══ Records for this task
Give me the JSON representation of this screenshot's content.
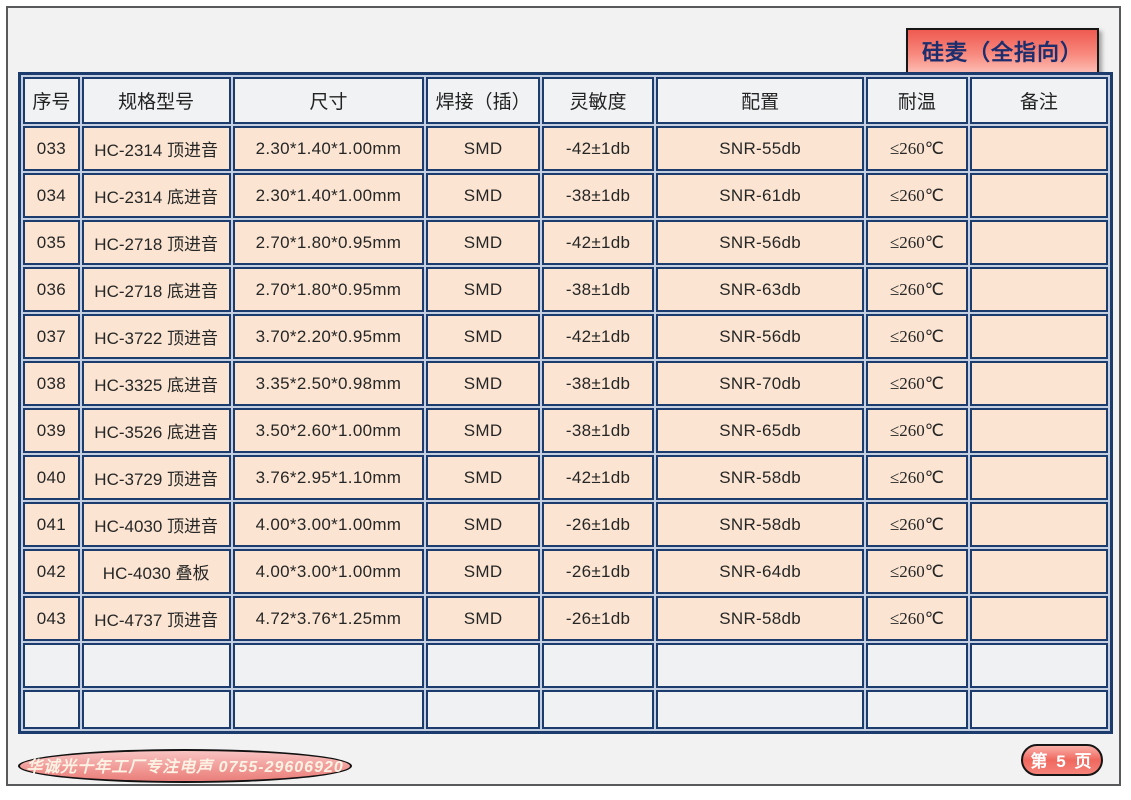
{
  "badge": {
    "label": "硅麦（全指向）"
  },
  "table": {
    "headers": [
      "序号",
      "规格型号",
      "尺寸",
      "焊接（插）",
      "灵敏度",
      "配置",
      "耐温",
      "备注"
    ],
    "rows": [
      [
        "033",
        "HC-2314 顶进音",
        "2.30*1.40*1.00mm",
        "SMD",
        "-42±1db",
        "SNR-55db",
        "≤260℃",
        ""
      ],
      [
        "034",
        "HC-2314 底进音",
        "2.30*1.40*1.00mm",
        "SMD",
        "-38±1db",
        "SNR-61db",
        "≤260℃",
        ""
      ],
      [
        "035",
        "HC-2718 顶进音",
        "2.70*1.80*0.95mm",
        "SMD",
        "-42±1db",
        "SNR-56db",
        "≤260℃",
        ""
      ],
      [
        "036",
        "HC-2718 底进音",
        "2.70*1.80*0.95mm",
        "SMD",
        "-38±1db",
        "SNR-63db",
        "≤260℃",
        ""
      ],
      [
        "037",
        "HC-3722 顶进音",
        "3.70*2.20*0.95mm",
        "SMD",
        "-42±1db",
        "SNR-56db",
        "≤260℃",
        ""
      ],
      [
        "038",
        "HC-3325 底进音",
        "3.35*2.50*0.98mm",
        "SMD",
        "-38±1db",
        "SNR-70db",
        "≤260℃",
        ""
      ],
      [
        "039",
        "HC-3526 底进音",
        "3.50*2.60*1.00mm",
        "SMD",
        "-38±1db",
        "SNR-65db",
        "≤260℃",
        ""
      ],
      [
        "040",
        "HC-3729 顶进音",
        "3.76*2.95*1.10mm",
        "SMD",
        "-42±1db",
        "SNR-58db",
        "≤260℃",
        ""
      ],
      [
        "041",
        "HC-4030 顶进音",
        "4.00*3.00*1.00mm",
        "SMD",
        "-26±1db",
        "SNR-58db",
        "≤260℃",
        ""
      ],
      [
        "042",
        "HC-4030 叠板",
        "4.00*3.00*1.00mm",
        "SMD",
        "-26±1db",
        "SNR-64db",
        "≤260℃",
        ""
      ],
      [
        "043",
        "HC-4737 顶进音",
        "4.72*3.76*1.25mm",
        "SMD",
        "-26±1db",
        "SNR-58db",
        "≤260℃",
        ""
      ]
    ],
    "empty_row_count": 2
  },
  "footer": {
    "slogan": "华诚光十年工厂专注电声  0755-29606920",
    "page_label": "第 5 页"
  },
  "colors": {
    "table_border": "#1d3c6e",
    "cell_gap": "#c4d0e2",
    "data_row_bg": "#fbe5d2",
    "header_row_bg": "#f1f2f4",
    "badge_red": "#ef5a50",
    "badge_text": "#1c2e6e",
    "pink_pill": "#f0685e",
    "page_bg": "#f2f2f2"
  }
}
════
Leave out the pictures and retype every line above exactly.

Give me the JSON representation of this screenshot's content.
{
  "badge": {
    "label": "硅麦（全指向）"
  },
  "table": {
    "headers": [
      "序号",
      "规格型号",
      "尺寸",
      "焊接（插）",
      "灵敏度",
      "配置",
      "耐温",
      "备注"
    ],
    "rows": [
      [
        "033",
        "HC-2314 顶进音",
        "2.30*1.40*1.00mm",
        "SMD",
        "-42±1db",
        "SNR-55db",
        "≤260℃",
        ""
      ],
      [
        "034",
        "HC-2314 底进音",
        "2.30*1.40*1.00mm",
        "SMD",
        "-38±1db",
        "SNR-61db",
        "≤260℃",
        ""
      ],
      [
        "035",
        "HC-2718 顶进音",
        "2.70*1.80*0.95mm",
        "SMD",
        "-42±1db",
        "SNR-56db",
        "≤260℃",
        ""
      ],
      [
        "036",
        "HC-2718 底进音",
        "2.70*1.80*0.95mm",
        "SMD",
        "-38±1db",
        "SNR-63db",
        "≤260℃",
        ""
      ],
      [
        "037",
        "HC-3722 顶进音",
        "3.70*2.20*0.95mm",
        "SMD",
        "-42±1db",
        "SNR-56db",
        "≤260℃",
        ""
      ],
      [
        "038",
        "HC-3325 底进音",
        "3.35*2.50*0.98mm",
        "SMD",
        "-38±1db",
        "SNR-70db",
        "≤260℃",
        ""
      ],
      [
        "039",
        "HC-3526 底进音",
        "3.50*2.60*1.00mm",
        "SMD",
        "-38±1db",
        "SNR-65db",
        "≤260℃",
        ""
      ],
      [
        "040",
        "HC-3729 顶进音",
        "3.76*2.95*1.10mm",
        "SMD",
        "-42±1db",
        "SNR-58db",
        "≤260℃",
        ""
      ],
      [
        "041",
        "HC-4030 顶进音",
        "4.00*3.00*1.00mm",
        "SMD",
        "-26±1db",
        "SNR-58db",
        "≤260℃",
        ""
      ],
      [
        "042",
        "HC-4030 叠板",
        "4.00*3.00*1.00mm",
        "SMD",
        "-26±1db",
        "SNR-64db",
        "≤260℃",
        ""
      ],
      [
        "043",
        "HC-4737 顶进音",
        "4.72*3.76*1.25mm",
        "SMD",
        "-26±1db",
        "SNR-58db",
        "≤260℃",
        ""
      ]
    ],
    "empty_row_count": 2
  },
  "footer": {
    "slogan": "华诚光十年工厂专注电声  0755-29606920",
    "page_label": "第 5 页"
  },
  "colors": {
    "table_border": "#1d3c6e",
    "cell_gap": "#c4d0e2",
    "data_row_bg": "#fbe5d2",
    "header_row_bg": "#f1f2f4",
    "badge_red": "#ef5a50",
    "badge_text": "#1c2e6e",
    "pink_pill": "#f0685e",
    "page_bg": "#f2f2f2"
  }
}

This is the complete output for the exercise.